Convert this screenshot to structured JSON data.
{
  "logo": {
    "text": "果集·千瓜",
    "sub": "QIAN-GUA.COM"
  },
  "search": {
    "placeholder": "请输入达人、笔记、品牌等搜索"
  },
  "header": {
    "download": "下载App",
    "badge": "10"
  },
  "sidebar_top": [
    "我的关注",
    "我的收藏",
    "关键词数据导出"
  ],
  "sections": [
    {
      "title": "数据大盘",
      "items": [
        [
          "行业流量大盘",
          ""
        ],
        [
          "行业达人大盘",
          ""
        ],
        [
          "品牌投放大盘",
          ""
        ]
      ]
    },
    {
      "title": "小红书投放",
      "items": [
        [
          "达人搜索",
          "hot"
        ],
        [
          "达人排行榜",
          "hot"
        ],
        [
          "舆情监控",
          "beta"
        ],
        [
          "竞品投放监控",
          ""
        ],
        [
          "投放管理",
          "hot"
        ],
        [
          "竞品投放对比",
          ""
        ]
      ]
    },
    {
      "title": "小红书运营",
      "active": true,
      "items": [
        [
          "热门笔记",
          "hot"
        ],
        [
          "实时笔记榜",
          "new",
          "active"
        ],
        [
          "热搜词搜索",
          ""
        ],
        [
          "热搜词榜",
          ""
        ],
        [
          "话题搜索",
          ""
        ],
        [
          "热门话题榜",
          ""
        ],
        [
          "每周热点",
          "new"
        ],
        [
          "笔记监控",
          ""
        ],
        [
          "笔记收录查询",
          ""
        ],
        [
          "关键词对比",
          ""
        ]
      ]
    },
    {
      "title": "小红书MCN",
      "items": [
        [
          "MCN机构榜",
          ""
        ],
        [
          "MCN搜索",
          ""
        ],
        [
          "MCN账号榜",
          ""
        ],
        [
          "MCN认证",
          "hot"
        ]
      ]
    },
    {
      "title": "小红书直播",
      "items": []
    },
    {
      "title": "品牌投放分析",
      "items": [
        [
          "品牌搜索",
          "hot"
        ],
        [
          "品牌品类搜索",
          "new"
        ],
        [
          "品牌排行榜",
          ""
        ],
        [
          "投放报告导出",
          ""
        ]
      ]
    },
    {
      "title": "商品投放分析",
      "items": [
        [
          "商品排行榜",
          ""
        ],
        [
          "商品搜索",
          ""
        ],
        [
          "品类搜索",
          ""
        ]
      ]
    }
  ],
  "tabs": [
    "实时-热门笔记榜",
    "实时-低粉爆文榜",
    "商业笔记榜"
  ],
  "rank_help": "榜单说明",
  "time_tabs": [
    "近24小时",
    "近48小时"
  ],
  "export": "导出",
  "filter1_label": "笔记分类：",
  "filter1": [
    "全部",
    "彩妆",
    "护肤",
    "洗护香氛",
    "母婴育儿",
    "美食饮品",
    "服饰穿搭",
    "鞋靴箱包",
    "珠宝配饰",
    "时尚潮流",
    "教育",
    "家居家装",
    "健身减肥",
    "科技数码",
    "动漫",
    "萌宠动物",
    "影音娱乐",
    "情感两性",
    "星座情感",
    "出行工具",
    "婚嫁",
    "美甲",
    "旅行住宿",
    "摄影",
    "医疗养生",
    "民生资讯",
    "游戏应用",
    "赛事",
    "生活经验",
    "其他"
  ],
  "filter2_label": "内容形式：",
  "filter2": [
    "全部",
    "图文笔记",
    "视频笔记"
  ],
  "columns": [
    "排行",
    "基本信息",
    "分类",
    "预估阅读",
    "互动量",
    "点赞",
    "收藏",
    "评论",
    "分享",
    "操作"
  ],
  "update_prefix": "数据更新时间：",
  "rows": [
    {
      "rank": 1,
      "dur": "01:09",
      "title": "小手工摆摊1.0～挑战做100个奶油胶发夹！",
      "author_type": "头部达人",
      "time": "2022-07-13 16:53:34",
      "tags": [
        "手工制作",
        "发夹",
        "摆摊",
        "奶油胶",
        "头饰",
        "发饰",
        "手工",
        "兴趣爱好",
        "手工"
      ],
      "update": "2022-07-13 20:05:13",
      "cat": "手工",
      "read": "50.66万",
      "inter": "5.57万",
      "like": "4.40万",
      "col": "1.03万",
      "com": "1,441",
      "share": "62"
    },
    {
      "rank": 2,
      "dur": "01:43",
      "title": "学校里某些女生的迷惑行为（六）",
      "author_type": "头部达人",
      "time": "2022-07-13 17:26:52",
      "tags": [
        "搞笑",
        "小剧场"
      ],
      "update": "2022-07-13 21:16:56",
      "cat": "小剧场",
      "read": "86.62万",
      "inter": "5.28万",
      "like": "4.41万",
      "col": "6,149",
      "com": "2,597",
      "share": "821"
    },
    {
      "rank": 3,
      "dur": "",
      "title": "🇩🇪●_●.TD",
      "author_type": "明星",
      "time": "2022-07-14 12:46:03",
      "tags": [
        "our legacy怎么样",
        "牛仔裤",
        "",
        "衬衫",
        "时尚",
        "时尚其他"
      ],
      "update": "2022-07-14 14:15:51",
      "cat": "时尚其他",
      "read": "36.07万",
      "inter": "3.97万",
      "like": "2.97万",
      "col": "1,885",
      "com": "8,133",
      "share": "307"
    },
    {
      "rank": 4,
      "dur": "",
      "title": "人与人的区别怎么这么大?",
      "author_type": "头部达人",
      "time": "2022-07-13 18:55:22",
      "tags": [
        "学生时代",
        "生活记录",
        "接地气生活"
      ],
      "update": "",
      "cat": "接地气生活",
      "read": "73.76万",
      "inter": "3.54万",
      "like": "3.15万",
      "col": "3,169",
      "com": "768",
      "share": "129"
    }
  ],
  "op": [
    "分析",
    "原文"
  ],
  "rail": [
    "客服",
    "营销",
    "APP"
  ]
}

* Problem to solve: Reproduce the data in its entirety, matching each character.

* Result of this exercise:
Convert this screenshot to structured JSON data.
{
  "logo": {
    "text": "果集·千瓜",
    "sub": "QIAN-GUA.COM"
  },
  "search": {
    "placeholder": "请输入达人、笔记、品牌等搜索"
  },
  "header": {
    "download": "下载App",
    "badge": "10"
  },
  "sidebar_top": [
    "我的关注",
    "我的收藏",
    "关键词数据导出"
  ],
  "sections": [
    {
      "title": "数据大盘",
      "items": [
        [
          "行业流量大盘",
          ""
        ],
        [
          "行业达人大盘",
          ""
        ],
        [
          "品牌投放大盘",
          ""
        ]
      ]
    },
    {
      "title": "小红书投放",
      "items": [
        [
          "达人搜索",
          "hot"
        ],
        [
          "达人排行榜",
          "hot"
        ],
        [
          "舆情监控",
          "beta"
        ],
        [
          "竞品投放监控",
          ""
        ],
        [
          "投放管理",
          "hot"
        ],
        [
          "竞品投放对比",
          ""
        ]
      ]
    },
    {
      "title": "小红书运营",
      "active": true,
      "items": [
        [
          "热门笔记",
          "hot"
        ],
        [
          "实时笔记榜",
          "new",
          "active"
        ],
        [
          "热搜词搜索",
          ""
        ],
        [
          "热搜词榜",
          ""
        ],
        [
          "话题搜索",
          ""
        ],
        [
          "热门话题榜",
          ""
        ],
        [
          "每周热点",
          "new"
        ],
        [
          "笔记监控",
          ""
        ],
        [
          "笔记收录查询",
          ""
        ],
        [
          "关键词对比",
          ""
        ]
      ]
    },
    {
      "title": "小红书MCN",
      "items": [
        [
          "MCN机构榜",
          ""
        ],
        [
          "MCN搜索",
          ""
        ],
        [
          "MCN账号榜",
          ""
        ],
        [
          "MCN认证",
          "hot"
        ]
      ]
    },
    {
      "title": "小红书直播",
      "items": []
    },
    {
      "title": "品牌投放分析",
      "items": [
        [
          "品牌搜索",
          "hot"
        ],
        [
          "品牌品类搜索",
          "new"
        ],
        [
          "品牌排行榜",
          ""
        ],
        [
          "投放报告导出",
          ""
        ]
      ]
    },
    {
      "title": "商品投放分析",
      "items": [
        [
          "商品排行榜",
          ""
        ],
        [
          "商品搜索",
          ""
        ],
        [
          "品类搜索",
          ""
        ]
      ]
    }
  ],
  "tabs": [
    "实时-热门笔记榜",
    "实时-低粉爆文榜",
    "商业笔记榜"
  ],
  "rank_help": "榜单说明",
  "time_tabs": [
    "近24小时",
    "近48小时"
  ],
  "export": "导出",
  "filter1_label": "笔记分类：",
  "filter1": [
    "全部",
    "彩妆",
    "护肤",
    "洗护香氛",
    "母婴育儿",
    "美食饮品",
    "服饰穿搭",
    "鞋靴箱包",
    "珠宝配饰",
    "时尚潮流",
    "教育",
    "家居家装",
    "健身减肥",
    "科技数码",
    "动漫",
    "萌宠动物",
    "影音娱乐",
    "情感两性",
    "星座情感",
    "出行工具",
    "婚嫁",
    "美甲",
    "旅行住宿",
    "摄影",
    "医疗养生",
    "民生资讯",
    "游戏应用",
    "赛事",
    "生活经验",
    "其他"
  ],
  "filter2_label": "内容形式：",
  "filter2": [
    "全部",
    "图文笔记",
    "视频笔记"
  ],
  "columns": [
    "排行",
    "基本信息",
    "分类",
    "预估阅读",
    "互动量",
    "点赞",
    "收藏",
    "评论",
    "分享",
    "操作"
  ],
  "update_prefix": "数据更新时间：",
  "rows": [
    {
      "rank": 1,
      "dur": "01:09",
      "title": "小手工摆摊1.0～挑战做100个奶油胶发夹！",
      "author_type": "头部达人",
      "time": "2022-07-13 16:53:34",
      "tags": [
        "手工制作",
        "发夹",
        "摆摊",
        "奶油胶",
        "头饰",
        "发饰",
        "手工",
        "兴趣爱好",
        "手工"
      ],
      "update": "2022-07-13 20:05:13",
      "cat": "手工",
      "read": "50.66万",
      "inter": "5.57万",
      "like": "4.40万",
      "col": "1.03万",
      "com": "1,441",
      "share": "62"
    },
    {
      "rank": 2,
      "dur": "01:43",
      "title": "学校里某些女生的迷惑行为（六）",
      "author_type": "头部达人",
      "time": "2022-07-13 17:26:52",
      "tags": [
        "搞笑",
        "小剧场"
      ],
      "update": "2022-07-13 21:16:56",
      "cat": "小剧场",
      "read": "86.62万",
      "inter": "5.28万",
      "like": "4.41万",
      "col": "6,149",
      "com": "2,597",
      "share": "821"
    },
    {
      "rank": 3,
      "dur": "",
      "title": "🇩🇪●_●.TD",
      "author_type": "明星",
      "time": "2022-07-14 12:46:03",
      "tags": [
        "our legacy怎么样",
        "牛仔裤",
        "",
        "衬衫",
        "时尚",
        "时尚其他"
      ],
      "update": "2022-07-14 14:15:51",
      "cat": "时尚其他",
      "read": "36.07万",
      "inter": "3.97万",
      "like": "2.97万",
      "col": "1,885",
      "com": "8,133",
      "share": "307"
    },
    {
      "rank": 4,
      "dur": "",
      "title": "人与人的区别怎么这么大?",
      "author_type": "头部达人",
      "time": "2022-07-13 18:55:22",
      "tags": [
        "学生时代",
        "生活记录",
        "接地气生活"
      ],
      "update": "",
      "cat": "接地气生活",
      "read": "73.76万",
      "inter": "3.54万",
      "like": "3.15万",
      "col": "3,169",
      "com": "768",
      "share": "129"
    }
  ],
  "op": [
    "分析",
    "原文"
  ],
  "rail": [
    "客服",
    "营销",
    "APP"
  ]
}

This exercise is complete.